◆ **REQUIRED WORK**
In the material below, list every line carrying the string "Narelle".

==*==

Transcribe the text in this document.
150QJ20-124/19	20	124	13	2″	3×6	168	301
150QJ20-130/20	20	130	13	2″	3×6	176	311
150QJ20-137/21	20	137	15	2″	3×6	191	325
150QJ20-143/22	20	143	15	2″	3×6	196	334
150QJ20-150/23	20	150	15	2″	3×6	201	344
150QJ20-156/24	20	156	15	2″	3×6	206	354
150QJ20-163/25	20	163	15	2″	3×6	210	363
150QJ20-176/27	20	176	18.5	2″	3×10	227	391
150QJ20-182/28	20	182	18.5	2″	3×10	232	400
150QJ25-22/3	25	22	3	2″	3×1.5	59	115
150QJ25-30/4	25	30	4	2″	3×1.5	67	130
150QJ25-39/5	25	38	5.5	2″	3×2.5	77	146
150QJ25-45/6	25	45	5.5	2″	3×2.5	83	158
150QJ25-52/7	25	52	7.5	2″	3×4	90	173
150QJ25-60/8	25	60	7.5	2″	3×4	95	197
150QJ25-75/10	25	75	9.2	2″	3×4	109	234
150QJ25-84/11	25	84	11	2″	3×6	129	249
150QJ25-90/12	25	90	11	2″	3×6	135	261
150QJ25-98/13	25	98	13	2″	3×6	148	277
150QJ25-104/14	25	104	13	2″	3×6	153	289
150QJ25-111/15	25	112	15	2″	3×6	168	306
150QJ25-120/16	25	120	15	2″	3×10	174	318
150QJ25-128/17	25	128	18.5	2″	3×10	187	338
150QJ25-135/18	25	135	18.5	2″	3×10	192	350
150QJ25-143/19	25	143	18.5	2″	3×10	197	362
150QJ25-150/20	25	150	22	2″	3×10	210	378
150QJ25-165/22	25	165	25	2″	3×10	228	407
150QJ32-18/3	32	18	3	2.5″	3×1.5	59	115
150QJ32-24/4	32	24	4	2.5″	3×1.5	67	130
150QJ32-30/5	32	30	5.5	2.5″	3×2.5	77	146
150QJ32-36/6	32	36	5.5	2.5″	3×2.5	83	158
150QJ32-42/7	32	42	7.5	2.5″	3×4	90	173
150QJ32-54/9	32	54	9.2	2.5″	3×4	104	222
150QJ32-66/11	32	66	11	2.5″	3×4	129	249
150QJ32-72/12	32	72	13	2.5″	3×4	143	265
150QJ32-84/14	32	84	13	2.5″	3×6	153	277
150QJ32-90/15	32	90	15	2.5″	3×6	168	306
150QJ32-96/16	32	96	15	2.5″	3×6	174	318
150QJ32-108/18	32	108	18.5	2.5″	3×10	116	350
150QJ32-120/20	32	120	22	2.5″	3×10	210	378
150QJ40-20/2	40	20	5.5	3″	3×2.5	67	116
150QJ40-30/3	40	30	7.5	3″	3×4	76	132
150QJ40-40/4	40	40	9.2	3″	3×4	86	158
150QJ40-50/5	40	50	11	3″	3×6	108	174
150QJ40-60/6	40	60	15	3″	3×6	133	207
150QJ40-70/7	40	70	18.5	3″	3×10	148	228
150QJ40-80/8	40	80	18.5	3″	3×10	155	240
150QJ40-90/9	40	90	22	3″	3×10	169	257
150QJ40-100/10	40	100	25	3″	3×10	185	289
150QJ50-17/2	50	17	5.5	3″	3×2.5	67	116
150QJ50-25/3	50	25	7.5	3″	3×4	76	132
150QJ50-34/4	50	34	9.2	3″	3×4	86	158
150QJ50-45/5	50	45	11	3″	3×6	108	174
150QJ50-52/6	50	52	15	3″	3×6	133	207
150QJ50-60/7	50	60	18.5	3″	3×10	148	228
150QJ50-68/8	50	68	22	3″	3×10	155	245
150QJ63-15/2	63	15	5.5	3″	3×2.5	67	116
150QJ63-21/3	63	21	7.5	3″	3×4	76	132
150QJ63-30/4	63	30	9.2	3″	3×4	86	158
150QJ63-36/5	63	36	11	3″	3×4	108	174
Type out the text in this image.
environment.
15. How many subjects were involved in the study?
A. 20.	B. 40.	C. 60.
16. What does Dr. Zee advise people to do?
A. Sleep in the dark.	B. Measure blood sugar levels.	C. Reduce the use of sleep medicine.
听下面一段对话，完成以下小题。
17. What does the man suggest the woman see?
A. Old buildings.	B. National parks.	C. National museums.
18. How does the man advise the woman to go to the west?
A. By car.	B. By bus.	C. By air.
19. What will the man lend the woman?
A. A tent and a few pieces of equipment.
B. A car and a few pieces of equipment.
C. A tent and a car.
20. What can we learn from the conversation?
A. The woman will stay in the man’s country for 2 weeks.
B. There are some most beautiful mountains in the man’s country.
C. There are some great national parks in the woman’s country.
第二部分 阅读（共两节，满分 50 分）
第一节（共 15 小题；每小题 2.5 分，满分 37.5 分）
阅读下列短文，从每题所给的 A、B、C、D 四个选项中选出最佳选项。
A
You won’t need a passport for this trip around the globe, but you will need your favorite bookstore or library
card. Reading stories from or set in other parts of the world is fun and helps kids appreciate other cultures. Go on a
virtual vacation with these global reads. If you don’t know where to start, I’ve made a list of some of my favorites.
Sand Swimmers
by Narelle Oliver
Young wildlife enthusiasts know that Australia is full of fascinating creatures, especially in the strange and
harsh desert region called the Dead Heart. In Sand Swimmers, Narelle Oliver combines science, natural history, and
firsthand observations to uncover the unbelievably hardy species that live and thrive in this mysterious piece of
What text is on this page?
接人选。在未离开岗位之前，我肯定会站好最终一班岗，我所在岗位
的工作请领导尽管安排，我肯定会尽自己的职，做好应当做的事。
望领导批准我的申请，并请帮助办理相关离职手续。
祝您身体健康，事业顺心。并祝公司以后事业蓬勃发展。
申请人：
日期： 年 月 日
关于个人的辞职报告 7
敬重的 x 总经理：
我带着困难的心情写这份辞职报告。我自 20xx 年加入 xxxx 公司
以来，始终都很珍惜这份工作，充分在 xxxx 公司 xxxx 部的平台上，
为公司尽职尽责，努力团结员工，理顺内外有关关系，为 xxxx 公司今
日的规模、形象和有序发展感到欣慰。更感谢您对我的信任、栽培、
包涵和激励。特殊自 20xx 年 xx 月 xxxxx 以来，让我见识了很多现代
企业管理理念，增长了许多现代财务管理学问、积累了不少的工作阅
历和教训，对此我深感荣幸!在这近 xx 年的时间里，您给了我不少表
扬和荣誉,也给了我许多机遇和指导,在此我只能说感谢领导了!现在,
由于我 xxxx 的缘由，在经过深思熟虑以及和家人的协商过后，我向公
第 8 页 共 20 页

==*==

◆ **OUTPUT**
by Narelle Oliver
harsh desert region called the Dead Heart. In Sand Swimmers, Narelle Oliver combines science, natural history, and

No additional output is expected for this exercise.